┌─ Dataset records

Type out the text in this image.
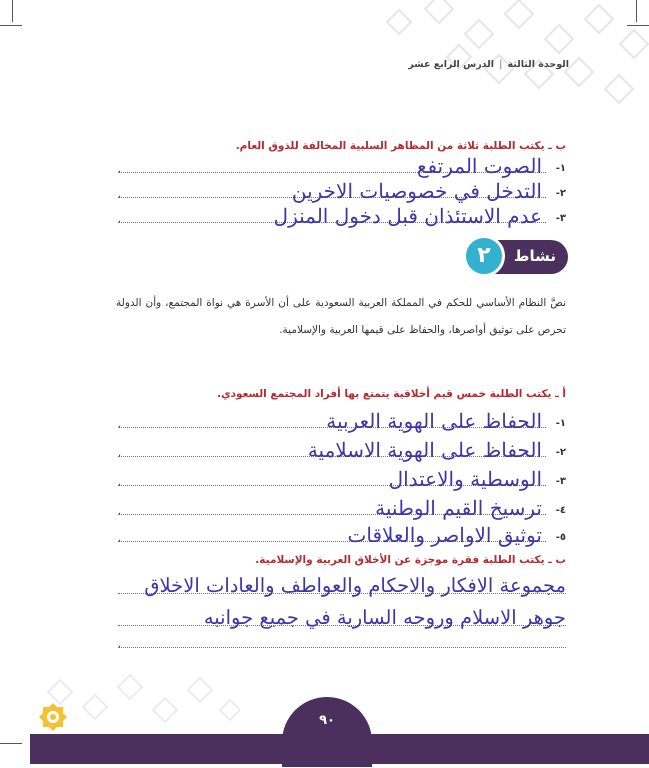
الوحدة الثالثة|الدرس الرابع عشر
ب ـ يكتب الطلبة ثلاثة من المظاهر السلبية المخالفة للذوق العام.
١-
.	الصوت المرتفع
٢-
.	التدخل في خصوصيات الاخرين
٣-
.	عدم الاستئذان قبل دخول المنزل
نشاط
٢
نصَّ النظام الأساسي للحكم في المملكة العربية السعودية على أن الأسرة هي نواة المجتمع، وأن الدولة تحرص على توثيق أواصرها، والحفاظ على قيمها العربية والإسلامية.
أ ـ يكتب الطلبة خمس قيم أخلاقية يتمتع بها أفراد المجتمع السعودي.
١-
.	الحفاظ على الهوية العربية
٢-
.	الحفاظ على الهوية الاسلامية
٣-
.	الوسطية والاعتدال
٤-
.	ترسيخ القيم الوطنية
٥-
.	توثيق الاواصر والعلاقات
ب ـ يكتب الطلبة فقرة موجزة عن الأخلاق العربية والإسلامية.
مجموعة الافكار والاحكام والعواطف والعادات الاخلاق
جوهر الاسلام وروحه السارية في جميع جوانبه
.
٩٠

└─

# What the task asks:
Check each line above for the word "توثيق" and copy the ones that have it.

# Task answer:
نصَّ النظام الأساسي للحكم في المملكة العربية السعودية على أن الأسرة هي نواة المجتمع، وأن الدولة تحرص على توثيق أواصرها، والحفاظ على قيمها العربية والإسلامية.
.	توثيق الاواصر والعلاقات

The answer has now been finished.